* STATED PROBLEM: From the listing below, return each line that includes "Installation".

* STORED RECORDS:
────────────────────
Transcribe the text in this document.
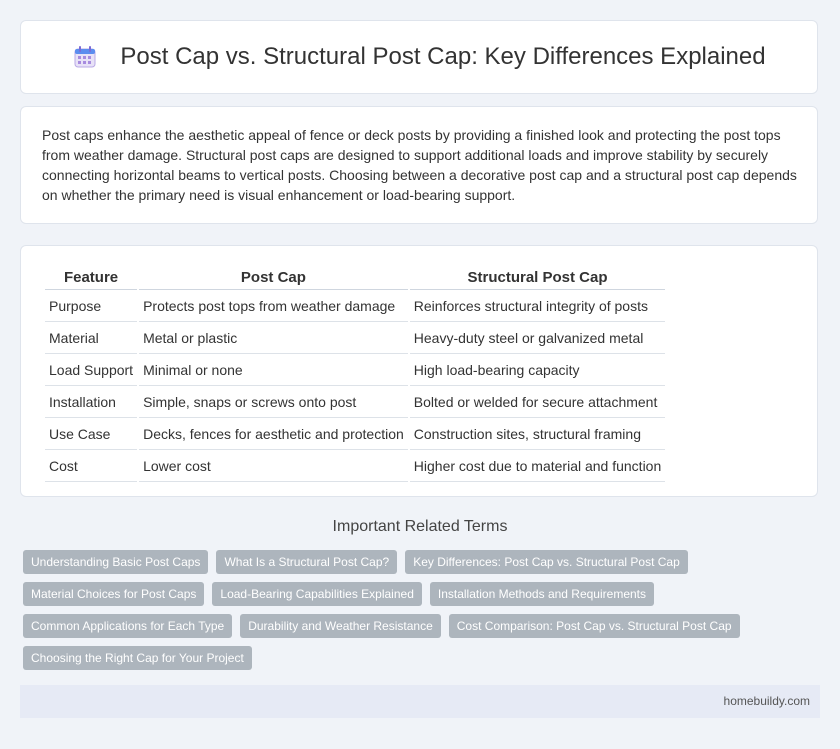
Post Cap vs. Structural Post Cap: Key Differences Explained

Post caps enhance the aesthetic appeal of fence or deck posts by providing a finished look and protecting the post tops from weather damage. Structural post caps are designed to support additional loads and improve stability by securely connecting horizontal beams to vertical posts. Choosing between a decorative post cap and a structural post cap depends on whether the primary need is visual enhancement or load-bearing support.

Feature	Post Cap	Structural Post Cap
Purpose	Protects post tops from weather damage	Reinforces structural integrity of posts
Material	Metal or plastic	Heavy-duty steel or galvanized metal
Load Support	Minimal or none	High load-bearing capacity
Installation	Simple, snaps or screws onto post	Bolted or welded for secure attachment
Use Case	Decks, fences for aesthetic and protection	Construction sites, structural framing
Cost	Lower cost	Higher cost due to material and function
Important Related Terms
Understanding Basic Post Caps	What Is a Structural Post Cap?	Key Differences: Post Cap vs. Structural Post Cap
Material Choices for Post Caps	Load-Bearing Capabilities Explained	Installation Methods and Requirements
Common Applications for Each Type	Durability and Weather Resistance	Cost Comparison: Post Cap vs. Structural Post Cap
Choosing the Right Cap for Your Project
homebuildy.com
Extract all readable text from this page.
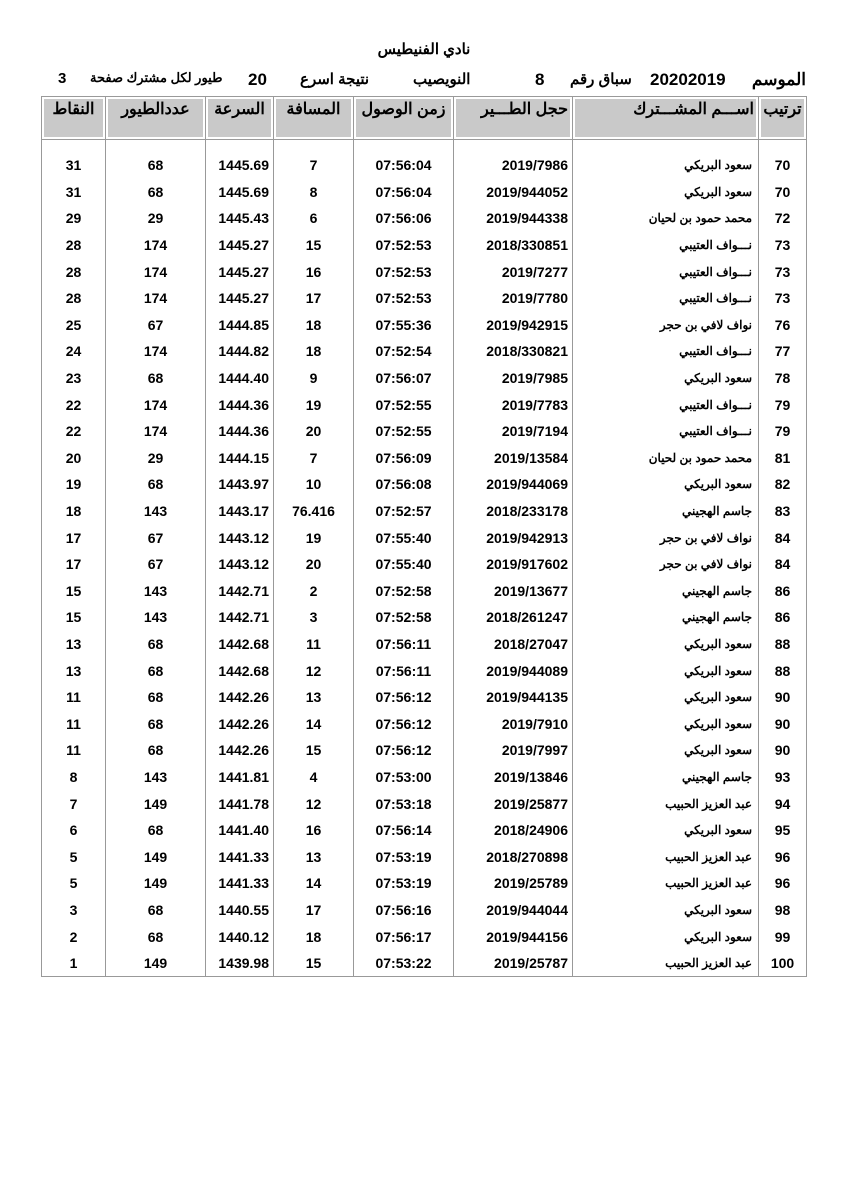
نادي الفنيطيس
الموسم
20202019
سباق رقم
8
النويصيب
نتيجة اسرع
20
طيور لكل مشترك صفحة
3
ترتيب	اســـم المشـــترك	حجل الطـــير	زمن الوصول	المسافة	السرعة	عددالطيور	النقاط

70	سعود البريكي	2019/7986	07:56:04	7	1445.69	68	31
70	سعود البريكي	2019/944052	07:56:04	8	1445.69	68	31
72	محمد حمود بن لحيان	2019/944338	07:56:06	6	1445.43	29	29
73	نـــواف العتيبي	2018/330851	07:52:53	15	1445.27	174	28
73	نـــواف العتيبي	2019/7277	07:52:53	16	1445.27	174	28
73	نـــواف العتيبي	2019/7780	07:52:53	17	1445.27	174	28
76	نواف لافي بن حجر	2019/942915	07:55:36	18	1444.85	67	25
77	نـــواف العتيبي	2018/330821	07:52:54	18	1444.82	174	24
78	سعود البريكي	2019/7985	07:56:07	9	1444.40	68	23
79	نـــواف العتيبي	2019/7783	07:52:55	19	1444.36	174	22
79	نـــواف العتيبي	2019/7194	07:52:55	20	1444.36	174	22
81	محمد حمود بن لحيان	2019/13584	07:56:09	7	1444.15	29	20
82	سعود البريكي	2019/944069	07:56:08	10	1443.97	68	19
83	جاسم الهجيني	2018/233178	07:52:57	76.416	1443.17	143	18
84	نواف لافي بن حجر	2019/942913	07:55:40	19	1443.12	67	17
84	نواف لافي بن حجر	2019/917602	07:55:40	20	1443.12	67	17
86	جاسم الهجيني	2019/13677	07:52:58	2	1442.71	143	15
86	جاسم الهجيني	2018/261247	07:52:58	3	1442.71	143	15
88	سعود البريكي	2018/27047	07:56:11	11	1442.68	68	13
88	سعود البريكي	2019/944089	07:56:11	12	1442.68	68	13
90	سعود البريكي	2019/944135	07:56:12	13	1442.26	68	11
90	سعود البريكي	2019/7910	07:56:12	14	1442.26	68	11
90	سعود البريكي	2019/7997	07:56:12	15	1442.26	68	11
93	جاسم الهجيني	2019/13846	07:53:00	4	1441.81	143	8
94	عبد العزيز الحبيب	2019/25877	07:53:18	12	1441.78	149	7
95	سعود البريكي	2018/24906	07:56:14	16	1441.40	68	6
96	عبد العزيز الحبيب	2018/270898	07:53:19	13	1441.33	149	5
96	عبد العزيز الحبيب	2019/25789	07:53:19	14	1441.33	149	5
98	سعود البريكي	2019/944044	07:56:16	17	1440.55	68	3
99	سعود البريكي	2019/944156	07:56:17	18	1440.12	68	2
100	عبد العزيز الحبيب	2019/25787	07:53:22	15	1439.98	149	1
────────────────────
* OUTPUT OF THE TASK:
Installation	Simple, snaps or screws onto post	Bolted or welded for secure attachment
Material Choices for Post Caps	Load-Bearing Capabilities Explained	Installation Methods and Requirements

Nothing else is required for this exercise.